Exercise description:
Copy out all lines carrying the word "Передача".

==========

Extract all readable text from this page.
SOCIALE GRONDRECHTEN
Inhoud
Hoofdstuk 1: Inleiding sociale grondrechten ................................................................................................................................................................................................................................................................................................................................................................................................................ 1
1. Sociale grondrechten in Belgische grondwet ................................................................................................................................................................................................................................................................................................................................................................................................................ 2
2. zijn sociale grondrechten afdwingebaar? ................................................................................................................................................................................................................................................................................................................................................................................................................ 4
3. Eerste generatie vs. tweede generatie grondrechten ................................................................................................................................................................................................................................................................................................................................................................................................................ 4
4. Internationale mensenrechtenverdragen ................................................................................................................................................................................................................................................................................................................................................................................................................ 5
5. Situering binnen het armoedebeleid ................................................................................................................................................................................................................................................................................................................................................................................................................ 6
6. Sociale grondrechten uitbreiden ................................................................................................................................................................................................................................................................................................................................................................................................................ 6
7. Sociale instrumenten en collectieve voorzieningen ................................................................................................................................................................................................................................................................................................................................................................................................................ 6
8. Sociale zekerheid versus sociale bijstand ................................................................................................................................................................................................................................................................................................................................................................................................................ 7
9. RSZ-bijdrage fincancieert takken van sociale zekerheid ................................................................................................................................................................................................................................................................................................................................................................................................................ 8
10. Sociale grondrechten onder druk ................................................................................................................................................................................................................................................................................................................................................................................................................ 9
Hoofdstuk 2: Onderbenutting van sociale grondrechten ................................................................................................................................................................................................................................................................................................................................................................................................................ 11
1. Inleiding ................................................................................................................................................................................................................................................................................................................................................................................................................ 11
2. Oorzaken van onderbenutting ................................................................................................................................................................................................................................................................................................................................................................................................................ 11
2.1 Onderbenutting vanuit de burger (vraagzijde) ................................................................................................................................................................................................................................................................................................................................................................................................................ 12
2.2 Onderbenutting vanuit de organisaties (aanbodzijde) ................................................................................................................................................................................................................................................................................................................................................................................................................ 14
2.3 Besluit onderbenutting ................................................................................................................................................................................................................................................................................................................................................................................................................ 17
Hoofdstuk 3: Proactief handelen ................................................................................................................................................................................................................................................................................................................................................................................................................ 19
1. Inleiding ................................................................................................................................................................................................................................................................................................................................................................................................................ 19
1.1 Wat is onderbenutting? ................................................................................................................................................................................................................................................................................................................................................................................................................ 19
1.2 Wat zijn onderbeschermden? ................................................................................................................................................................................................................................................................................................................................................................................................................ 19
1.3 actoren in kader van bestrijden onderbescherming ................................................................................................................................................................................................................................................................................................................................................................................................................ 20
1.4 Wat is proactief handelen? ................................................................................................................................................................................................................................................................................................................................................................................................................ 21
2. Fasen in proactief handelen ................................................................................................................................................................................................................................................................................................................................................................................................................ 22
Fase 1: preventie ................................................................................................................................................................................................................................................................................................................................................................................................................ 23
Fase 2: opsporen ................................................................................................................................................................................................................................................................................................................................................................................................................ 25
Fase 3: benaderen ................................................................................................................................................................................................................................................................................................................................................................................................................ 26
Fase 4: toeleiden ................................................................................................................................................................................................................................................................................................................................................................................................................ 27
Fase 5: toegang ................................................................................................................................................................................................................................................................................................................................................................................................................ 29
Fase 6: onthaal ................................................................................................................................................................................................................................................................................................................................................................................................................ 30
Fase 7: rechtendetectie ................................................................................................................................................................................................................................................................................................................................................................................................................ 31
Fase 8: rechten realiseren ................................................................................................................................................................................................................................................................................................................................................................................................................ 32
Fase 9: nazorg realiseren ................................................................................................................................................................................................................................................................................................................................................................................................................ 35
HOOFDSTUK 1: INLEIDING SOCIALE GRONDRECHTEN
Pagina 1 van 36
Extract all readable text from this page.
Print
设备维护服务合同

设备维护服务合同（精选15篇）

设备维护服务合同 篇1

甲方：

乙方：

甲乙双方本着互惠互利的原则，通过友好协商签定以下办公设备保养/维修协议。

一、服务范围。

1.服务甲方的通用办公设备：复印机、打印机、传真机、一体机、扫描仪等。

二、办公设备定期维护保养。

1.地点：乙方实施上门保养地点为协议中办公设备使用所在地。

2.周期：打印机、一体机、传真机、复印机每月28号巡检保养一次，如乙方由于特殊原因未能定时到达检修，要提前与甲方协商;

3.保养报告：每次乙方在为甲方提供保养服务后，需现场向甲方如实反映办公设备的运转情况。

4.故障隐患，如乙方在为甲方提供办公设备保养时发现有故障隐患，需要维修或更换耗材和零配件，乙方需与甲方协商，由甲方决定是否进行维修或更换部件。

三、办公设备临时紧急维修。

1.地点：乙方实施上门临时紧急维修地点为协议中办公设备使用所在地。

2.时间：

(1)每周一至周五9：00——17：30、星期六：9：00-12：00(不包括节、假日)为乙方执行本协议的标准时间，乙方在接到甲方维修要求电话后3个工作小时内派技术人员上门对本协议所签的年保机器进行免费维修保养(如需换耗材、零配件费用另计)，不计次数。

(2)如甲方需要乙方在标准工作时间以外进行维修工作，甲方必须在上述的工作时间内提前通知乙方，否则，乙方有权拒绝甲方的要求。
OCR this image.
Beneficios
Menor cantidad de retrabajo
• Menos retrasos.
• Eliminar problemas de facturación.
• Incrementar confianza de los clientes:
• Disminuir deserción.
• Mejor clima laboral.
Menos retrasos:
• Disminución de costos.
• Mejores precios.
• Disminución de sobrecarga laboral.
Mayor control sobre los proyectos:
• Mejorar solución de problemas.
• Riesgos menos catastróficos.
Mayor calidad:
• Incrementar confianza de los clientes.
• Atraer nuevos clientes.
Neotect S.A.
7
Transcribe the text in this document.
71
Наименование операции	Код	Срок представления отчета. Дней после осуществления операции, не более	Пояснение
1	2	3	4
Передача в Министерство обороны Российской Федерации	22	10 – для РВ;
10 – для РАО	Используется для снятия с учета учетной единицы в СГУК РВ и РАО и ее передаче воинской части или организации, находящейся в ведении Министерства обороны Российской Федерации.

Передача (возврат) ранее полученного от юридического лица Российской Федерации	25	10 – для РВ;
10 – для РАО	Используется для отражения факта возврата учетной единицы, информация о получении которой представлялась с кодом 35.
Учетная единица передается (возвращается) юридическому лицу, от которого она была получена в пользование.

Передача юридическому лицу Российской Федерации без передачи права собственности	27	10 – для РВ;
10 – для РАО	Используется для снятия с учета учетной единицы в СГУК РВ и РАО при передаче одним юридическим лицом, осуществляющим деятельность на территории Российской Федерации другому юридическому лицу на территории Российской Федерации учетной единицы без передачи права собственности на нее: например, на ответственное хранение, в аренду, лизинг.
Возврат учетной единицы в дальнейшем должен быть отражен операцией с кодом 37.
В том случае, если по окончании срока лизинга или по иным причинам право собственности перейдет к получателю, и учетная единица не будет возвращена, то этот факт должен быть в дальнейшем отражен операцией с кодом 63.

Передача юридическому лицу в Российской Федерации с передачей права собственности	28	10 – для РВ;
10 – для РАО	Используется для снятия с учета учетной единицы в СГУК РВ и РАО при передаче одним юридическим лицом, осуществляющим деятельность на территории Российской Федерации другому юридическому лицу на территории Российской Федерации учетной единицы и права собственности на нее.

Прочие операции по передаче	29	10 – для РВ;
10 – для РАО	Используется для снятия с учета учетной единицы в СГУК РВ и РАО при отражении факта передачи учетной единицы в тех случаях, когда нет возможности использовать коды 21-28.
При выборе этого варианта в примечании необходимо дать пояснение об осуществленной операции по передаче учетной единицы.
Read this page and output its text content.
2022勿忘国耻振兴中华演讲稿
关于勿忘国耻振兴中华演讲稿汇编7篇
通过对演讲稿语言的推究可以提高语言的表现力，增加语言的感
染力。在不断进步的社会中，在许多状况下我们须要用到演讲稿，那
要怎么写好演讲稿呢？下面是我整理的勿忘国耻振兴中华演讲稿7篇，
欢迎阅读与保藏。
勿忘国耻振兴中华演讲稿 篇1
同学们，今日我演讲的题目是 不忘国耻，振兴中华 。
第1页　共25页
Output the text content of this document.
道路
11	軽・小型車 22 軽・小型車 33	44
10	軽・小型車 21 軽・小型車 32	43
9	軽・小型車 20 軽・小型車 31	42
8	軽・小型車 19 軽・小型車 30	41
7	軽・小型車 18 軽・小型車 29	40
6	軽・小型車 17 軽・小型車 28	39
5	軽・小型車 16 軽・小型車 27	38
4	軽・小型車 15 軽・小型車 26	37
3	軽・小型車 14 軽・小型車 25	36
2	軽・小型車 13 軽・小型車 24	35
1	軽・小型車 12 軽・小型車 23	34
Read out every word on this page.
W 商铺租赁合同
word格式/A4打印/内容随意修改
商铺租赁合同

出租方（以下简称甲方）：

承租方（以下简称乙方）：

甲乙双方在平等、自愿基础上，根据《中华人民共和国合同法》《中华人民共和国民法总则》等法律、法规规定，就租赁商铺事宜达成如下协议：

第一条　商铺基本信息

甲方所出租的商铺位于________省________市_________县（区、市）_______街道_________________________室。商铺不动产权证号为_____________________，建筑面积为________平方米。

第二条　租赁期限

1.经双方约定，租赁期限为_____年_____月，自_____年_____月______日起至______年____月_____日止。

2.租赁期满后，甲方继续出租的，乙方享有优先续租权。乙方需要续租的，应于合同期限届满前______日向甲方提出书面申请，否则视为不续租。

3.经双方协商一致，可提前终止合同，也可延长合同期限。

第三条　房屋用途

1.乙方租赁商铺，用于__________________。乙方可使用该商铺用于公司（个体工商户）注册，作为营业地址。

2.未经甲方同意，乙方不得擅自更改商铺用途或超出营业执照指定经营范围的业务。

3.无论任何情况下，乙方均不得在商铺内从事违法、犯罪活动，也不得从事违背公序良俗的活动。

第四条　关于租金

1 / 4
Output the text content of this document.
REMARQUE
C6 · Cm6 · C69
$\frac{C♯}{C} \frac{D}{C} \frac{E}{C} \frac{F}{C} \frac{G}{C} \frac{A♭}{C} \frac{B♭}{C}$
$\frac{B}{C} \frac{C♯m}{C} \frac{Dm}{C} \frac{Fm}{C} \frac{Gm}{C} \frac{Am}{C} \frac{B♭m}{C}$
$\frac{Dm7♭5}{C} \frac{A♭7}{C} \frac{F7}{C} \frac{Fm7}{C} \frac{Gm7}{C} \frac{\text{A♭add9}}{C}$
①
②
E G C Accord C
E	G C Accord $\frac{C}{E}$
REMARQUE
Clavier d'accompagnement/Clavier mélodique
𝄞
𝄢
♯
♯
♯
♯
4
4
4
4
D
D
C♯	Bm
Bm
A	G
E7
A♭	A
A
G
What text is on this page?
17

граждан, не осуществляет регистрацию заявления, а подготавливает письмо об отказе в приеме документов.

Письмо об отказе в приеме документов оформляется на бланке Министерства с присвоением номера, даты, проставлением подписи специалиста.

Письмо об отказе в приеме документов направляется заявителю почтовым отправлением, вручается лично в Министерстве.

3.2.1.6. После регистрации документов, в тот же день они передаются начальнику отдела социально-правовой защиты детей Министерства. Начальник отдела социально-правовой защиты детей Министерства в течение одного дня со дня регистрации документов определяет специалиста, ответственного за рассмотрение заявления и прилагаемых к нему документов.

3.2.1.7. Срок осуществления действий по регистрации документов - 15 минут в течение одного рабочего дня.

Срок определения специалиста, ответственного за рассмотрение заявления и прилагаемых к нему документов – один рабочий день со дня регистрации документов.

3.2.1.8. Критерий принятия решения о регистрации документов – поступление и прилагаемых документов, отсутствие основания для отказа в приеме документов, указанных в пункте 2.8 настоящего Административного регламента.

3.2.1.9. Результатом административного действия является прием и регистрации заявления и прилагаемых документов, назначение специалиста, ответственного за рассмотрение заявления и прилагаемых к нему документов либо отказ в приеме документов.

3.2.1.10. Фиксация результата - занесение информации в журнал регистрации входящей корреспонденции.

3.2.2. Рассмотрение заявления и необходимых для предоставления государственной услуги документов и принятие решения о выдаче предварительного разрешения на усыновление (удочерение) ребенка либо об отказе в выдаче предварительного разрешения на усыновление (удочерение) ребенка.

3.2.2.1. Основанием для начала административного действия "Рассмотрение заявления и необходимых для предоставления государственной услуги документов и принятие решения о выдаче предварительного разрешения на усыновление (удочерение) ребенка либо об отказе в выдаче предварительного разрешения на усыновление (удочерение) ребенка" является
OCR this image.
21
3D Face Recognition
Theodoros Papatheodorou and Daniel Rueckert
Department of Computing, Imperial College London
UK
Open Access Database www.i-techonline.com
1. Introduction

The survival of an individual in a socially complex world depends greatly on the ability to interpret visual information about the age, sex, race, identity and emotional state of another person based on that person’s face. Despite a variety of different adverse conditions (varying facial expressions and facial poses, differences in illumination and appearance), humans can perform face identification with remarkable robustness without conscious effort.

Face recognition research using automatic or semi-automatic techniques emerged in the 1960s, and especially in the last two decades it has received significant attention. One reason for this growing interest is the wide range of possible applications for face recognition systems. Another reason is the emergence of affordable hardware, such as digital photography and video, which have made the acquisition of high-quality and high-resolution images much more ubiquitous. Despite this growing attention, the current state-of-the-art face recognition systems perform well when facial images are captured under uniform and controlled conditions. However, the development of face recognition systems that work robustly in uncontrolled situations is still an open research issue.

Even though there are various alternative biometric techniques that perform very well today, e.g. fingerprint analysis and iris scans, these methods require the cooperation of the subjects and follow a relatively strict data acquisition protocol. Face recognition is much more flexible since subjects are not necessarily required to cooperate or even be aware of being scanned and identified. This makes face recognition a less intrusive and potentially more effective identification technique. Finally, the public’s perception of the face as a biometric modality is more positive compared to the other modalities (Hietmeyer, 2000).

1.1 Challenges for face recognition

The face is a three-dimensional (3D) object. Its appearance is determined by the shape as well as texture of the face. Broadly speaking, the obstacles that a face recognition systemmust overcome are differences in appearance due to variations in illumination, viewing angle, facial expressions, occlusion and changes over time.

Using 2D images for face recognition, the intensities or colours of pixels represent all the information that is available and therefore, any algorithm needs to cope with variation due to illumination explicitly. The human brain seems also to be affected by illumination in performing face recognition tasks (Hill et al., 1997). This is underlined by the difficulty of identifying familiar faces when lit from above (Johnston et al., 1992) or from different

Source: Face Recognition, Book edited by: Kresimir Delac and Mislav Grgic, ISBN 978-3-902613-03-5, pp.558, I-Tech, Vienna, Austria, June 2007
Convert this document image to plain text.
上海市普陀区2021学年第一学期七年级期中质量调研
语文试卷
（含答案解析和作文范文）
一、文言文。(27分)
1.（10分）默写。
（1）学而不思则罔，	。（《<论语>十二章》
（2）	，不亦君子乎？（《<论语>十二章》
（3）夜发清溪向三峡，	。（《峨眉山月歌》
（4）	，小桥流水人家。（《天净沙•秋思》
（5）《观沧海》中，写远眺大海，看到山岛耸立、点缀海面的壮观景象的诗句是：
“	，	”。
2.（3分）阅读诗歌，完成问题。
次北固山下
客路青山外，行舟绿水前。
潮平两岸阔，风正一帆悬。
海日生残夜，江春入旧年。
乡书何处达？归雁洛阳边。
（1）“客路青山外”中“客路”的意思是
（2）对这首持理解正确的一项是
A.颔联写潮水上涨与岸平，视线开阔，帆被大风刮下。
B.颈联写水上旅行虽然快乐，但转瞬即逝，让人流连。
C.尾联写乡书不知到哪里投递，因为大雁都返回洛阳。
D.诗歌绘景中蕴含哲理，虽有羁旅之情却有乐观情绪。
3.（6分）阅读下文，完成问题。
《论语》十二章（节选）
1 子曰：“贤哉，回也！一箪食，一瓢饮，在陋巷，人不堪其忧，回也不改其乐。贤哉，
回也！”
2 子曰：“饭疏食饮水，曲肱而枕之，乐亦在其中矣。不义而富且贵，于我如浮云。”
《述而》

==========

Final answer:
Передача в Министерство обороны Российской Федерации	22	10 – для РВ;
Передача (возврат) ранее полученного от юридического лица Российской Федерации	25	10 – для РВ;
Передача юридическому лицу Российской Федерации без передачи права собственности	27	10 – для РВ;
Передача юридическому лицу в Российской Федерации с передачей права собственности	28	10 – для РВ;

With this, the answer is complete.